(Rows from a dataset)
******************************
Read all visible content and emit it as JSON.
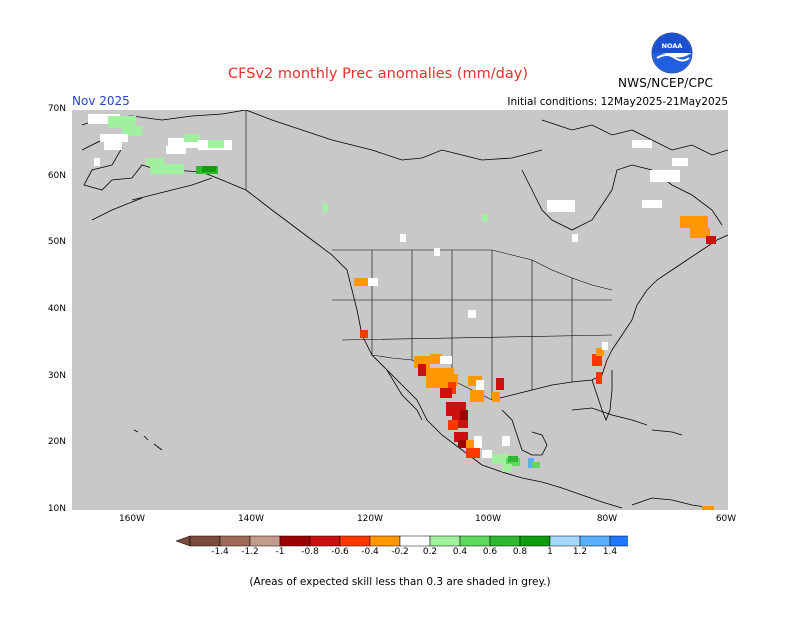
{
  "header": {
    "title": "CFSv2 monthly Prec anomalies (mm/day)",
    "period": "Nov 2025",
    "initial_conditions": "Initial conditions: 12May2025-21May2025",
    "agency": "NWS/NCEP/CPC",
    "logo_text": "NOAA"
  },
  "map": {
    "region": "North America",
    "background_color": "#c8c8c8",
    "lat_labels": [
      "70N",
      "60N",
      "50N",
      "40N",
      "30N",
      "20N",
      "10N"
    ],
    "lon_labels": [
      "160W",
      "140W",
      "120W",
      "100W",
      "80W",
      "60W"
    ]
  },
  "legend": {
    "tick_labels": [
      "-1.4",
      "-1.2",
      "-1",
      "-0.8",
      "-0.6",
      "-0.4",
      "-0.2",
      "0.2",
      "0.4",
      "0.6",
      "0.8",
      "1",
      "1.2",
      "1.4"
    ],
    "colors": [
      "#7a4a3a",
      "#9e6a58",
      "#c49a8a",
      "#9e0000",
      "#cc1010",
      "#ff3800",
      "#ff9800",
      "#ffffff",
      "#a0f0a0",
      "#60d860",
      "#30b830",
      "#109a10",
      "#a8d8ff",
      "#5ab0ff",
      "#1f78ff"
    ]
  },
  "footnote": "(Areas of expected skill less than 0.3 are shaded in grey.)"
}
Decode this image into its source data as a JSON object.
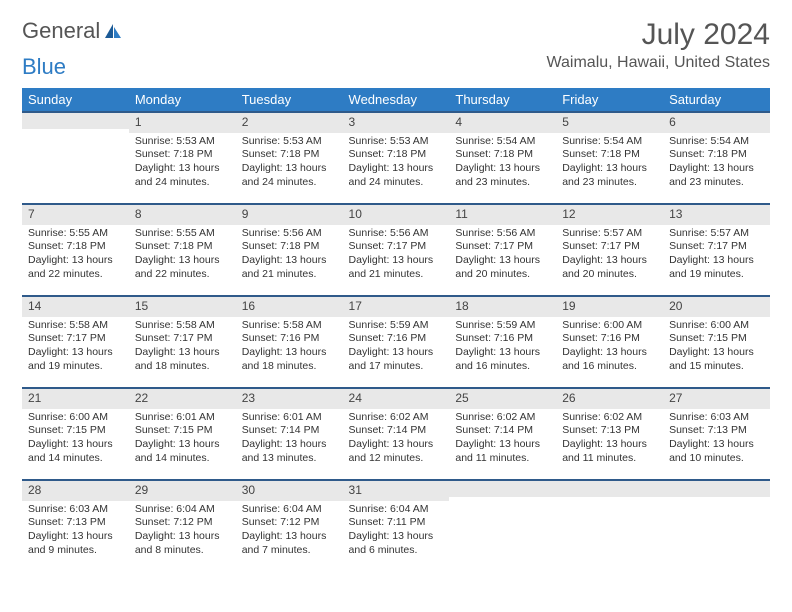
******************************
◆ **REQUEST**:
How many lines of the entries above hold the string "JSON"? Reply with the number alone.

◆ **ANSWER FOR THIS EXERCISE**:
2